Set task
Which lines hold the word "Configuration"? Copy each of them from the material.

Recorded data:
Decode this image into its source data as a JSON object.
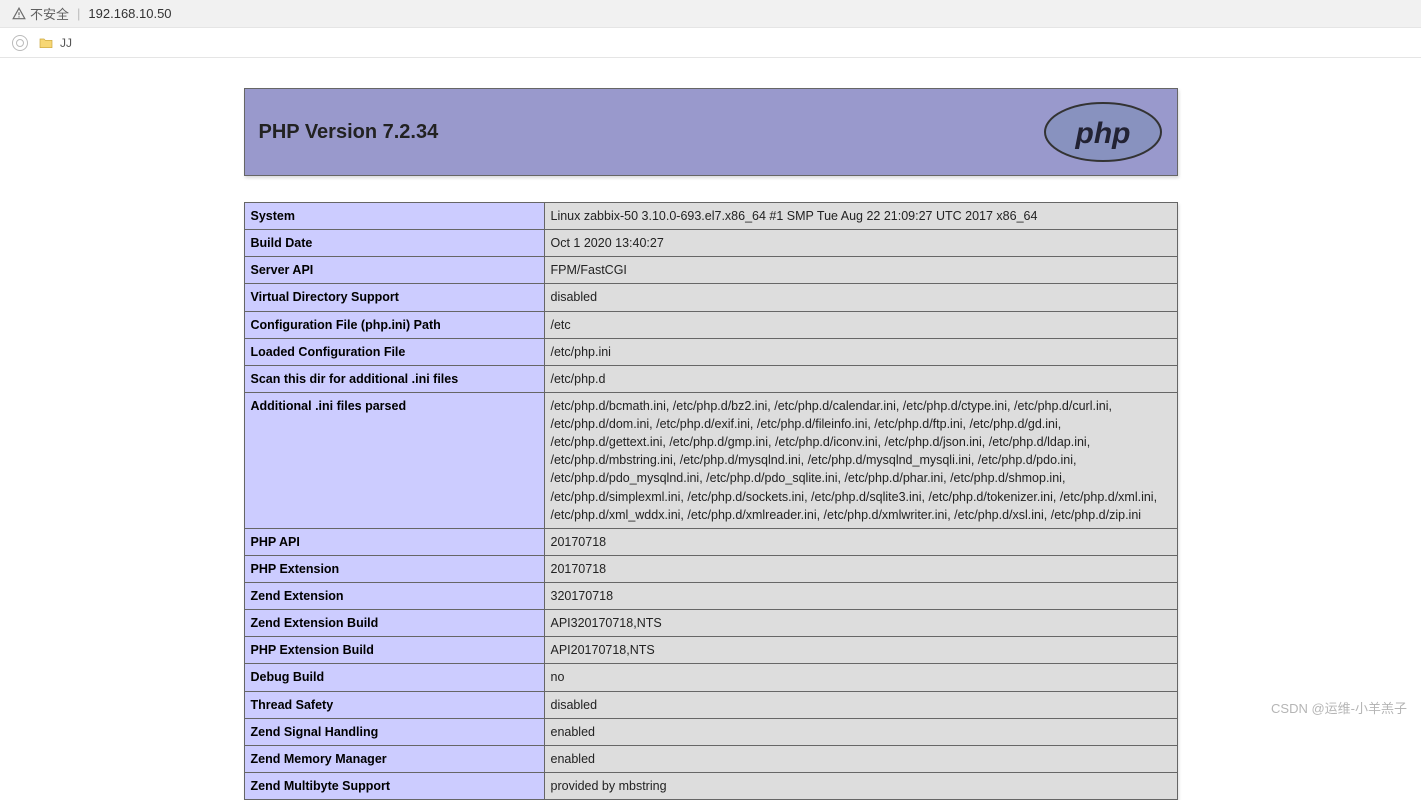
{
  "browser": {
    "security_label": "不安全",
    "url": "192.168.10.50",
    "bookmark": "JJ"
  },
  "php": {
    "title": "PHP Version 7.2.34",
    "logo_text": "php"
  },
  "rows": [
    {
      "label": "System",
      "value": "Linux zabbix-50 3.10.0-693.el7.x86_64 #1 SMP Tue Aug 22 21:09:27 UTC 2017 x86_64"
    },
    {
      "label": "Build Date",
      "value": "Oct 1 2020 13:40:27"
    },
    {
      "label": "Server API",
      "value": "FPM/FastCGI"
    },
    {
      "label": "Virtual Directory Support",
      "value": "disabled"
    },
    {
      "label": "Configuration File (php.ini) Path",
      "value": "/etc"
    },
    {
      "label": "Loaded Configuration File",
      "value": "/etc/php.ini"
    },
    {
      "label": "Scan this dir for additional .ini files",
      "value": "/etc/php.d"
    },
    {
      "label": "Additional .ini files parsed",
      "value": "/etc/php.d/bcmath.ini, /etc/php.d/bz2.ini, /etc/php.d/calendar.ini, /etc/php.d/ctype.ini, /etc/php.d/curl.ini, /etc/php.d/dom.ini, /etc/php.d/exif.ini, /etc/php.d/fileinfo.ini, /etc/php.d/ftp.ini, /etc/php.d/gd.ini, /etc/php.d/gettext.ini, /etc/php.d/gmp.ini, /etc/php.d/iconv.ini, /etc/php.d/json.ini, /etc/php.d/ldap.ini, /etc/php.d/mbstring.ini, /etc/php.d/mysqlnd.ini, /etc/php.d/mysqlnd_mysqli.ini, /etc/php.d/pdo.ini, /etc/php.d/pdo_mysqlnd.ini, /etc/php.d/pdo_sqlite.ini, /etc/php.d/phar.ini, /etc/php.d/shmop.ini, /etc/php.d/simplexml.ini, /etc/php.d/sockets.ini, /etc/php.d/sqlite3.ini, /etc/php.d/tokenizer.ini, /etc/php.d/xml.ini, /etc/php.d/xml_wddx.ini, /etc/php.d/xmlreader.ini, /etc/php.d/xmlwriter.ini, /etc/php.d/xsl.ini, /etc/php.d/zip.ini"
    },
    {
      "label": "PHP API",
      "value": "20170718"
    },
    {
      "label": "PHP Extension",
      "value": "20170718"
    },
    {
      "label": "Zend Extension",
      "value": "320170718"
    },
    {
      "label": "Zend Extension Build",
      "value": "API320170718,NTS"
    },
    {
      "label": "PHP Extension Build",
      "value": "API20170718,NTS"
    },
    {
      "label": "Debug Build",
      "value": "no"
    },
    {
      "label": "Thread Safety",
      "value": "disabled"
    },
    {
      "label": "Zend Signal Handling",
      "value": "enabled"
    },
    {
      "label": "Zend Memory Manager",
      "value": "enabled"
    },
    {
      "label": "Zend Multibyte Support",
      "value": "provided by mbstring"
    }
  ],
  "watermark": "CSDN @运维-小羊羔子"
}
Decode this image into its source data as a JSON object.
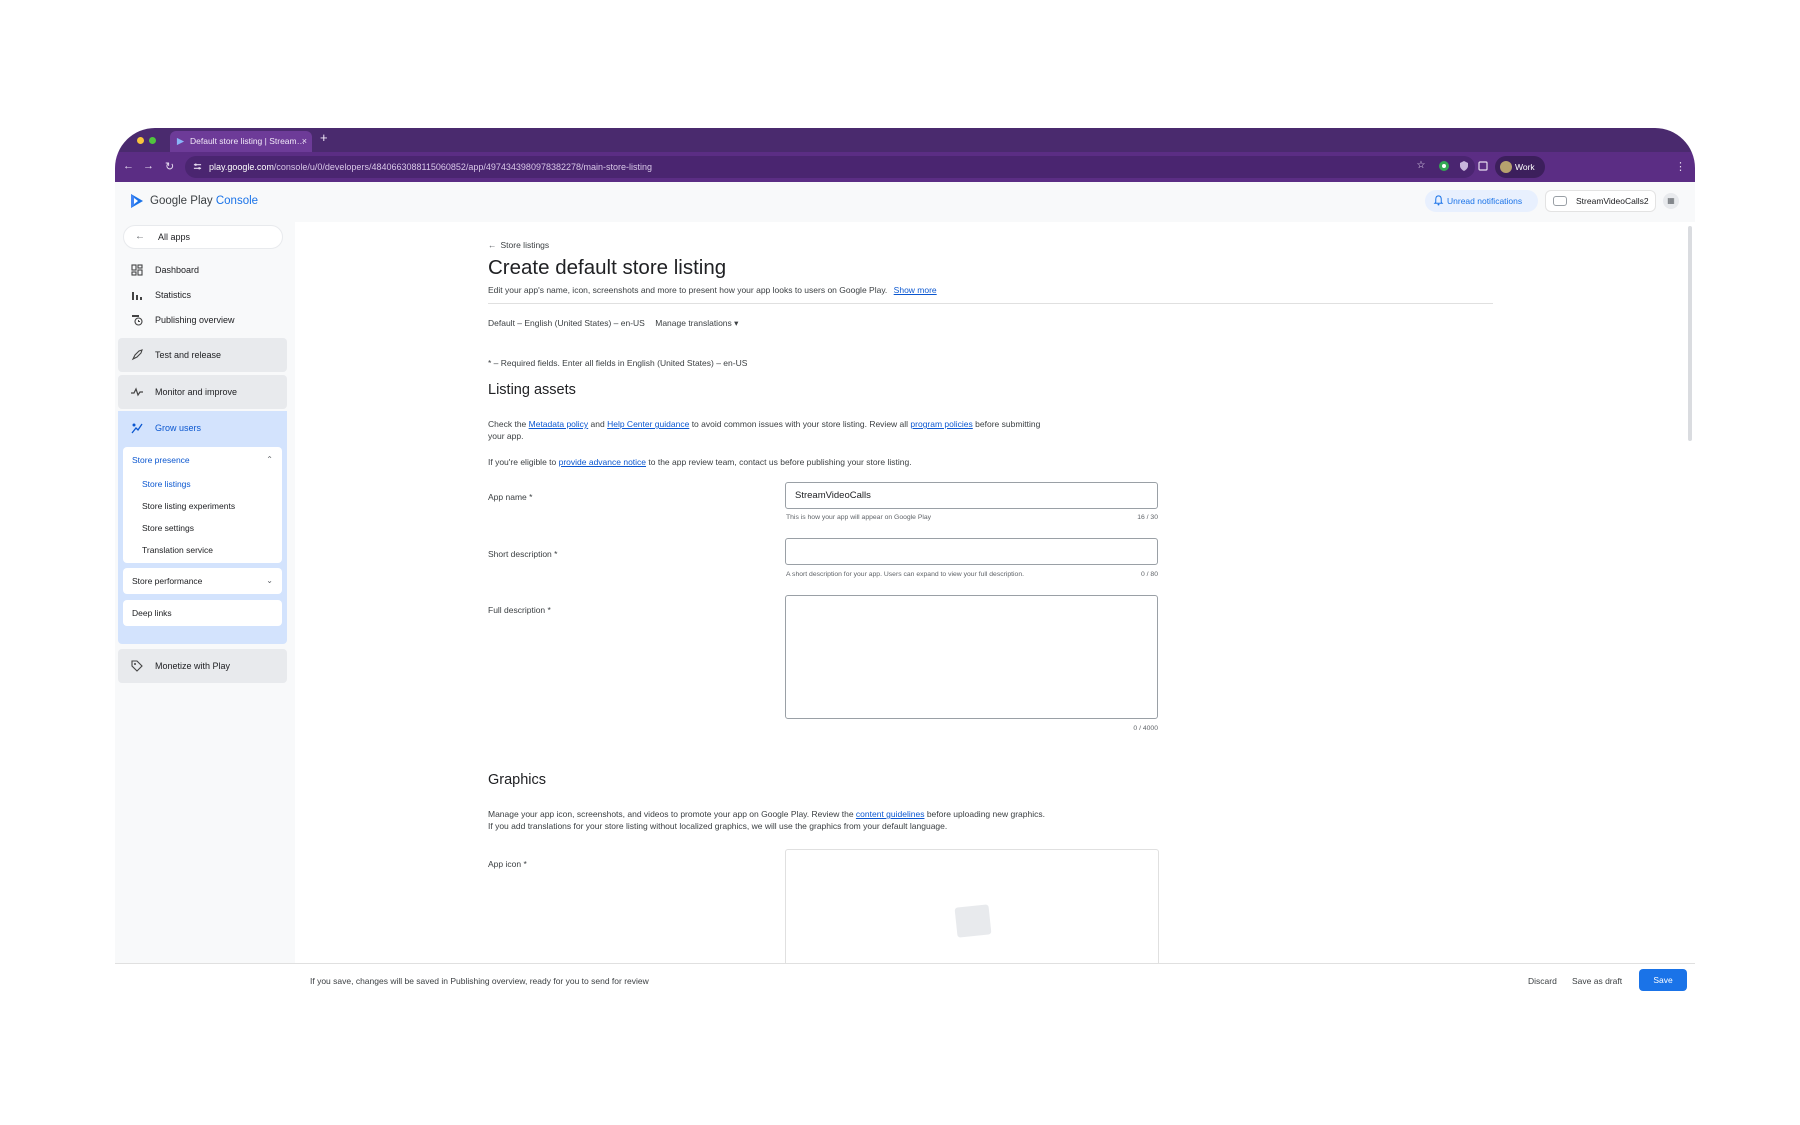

Exercise solution
      "label": "Configuration File (php.ini) Path",
      "label": "Loaded Configuration File",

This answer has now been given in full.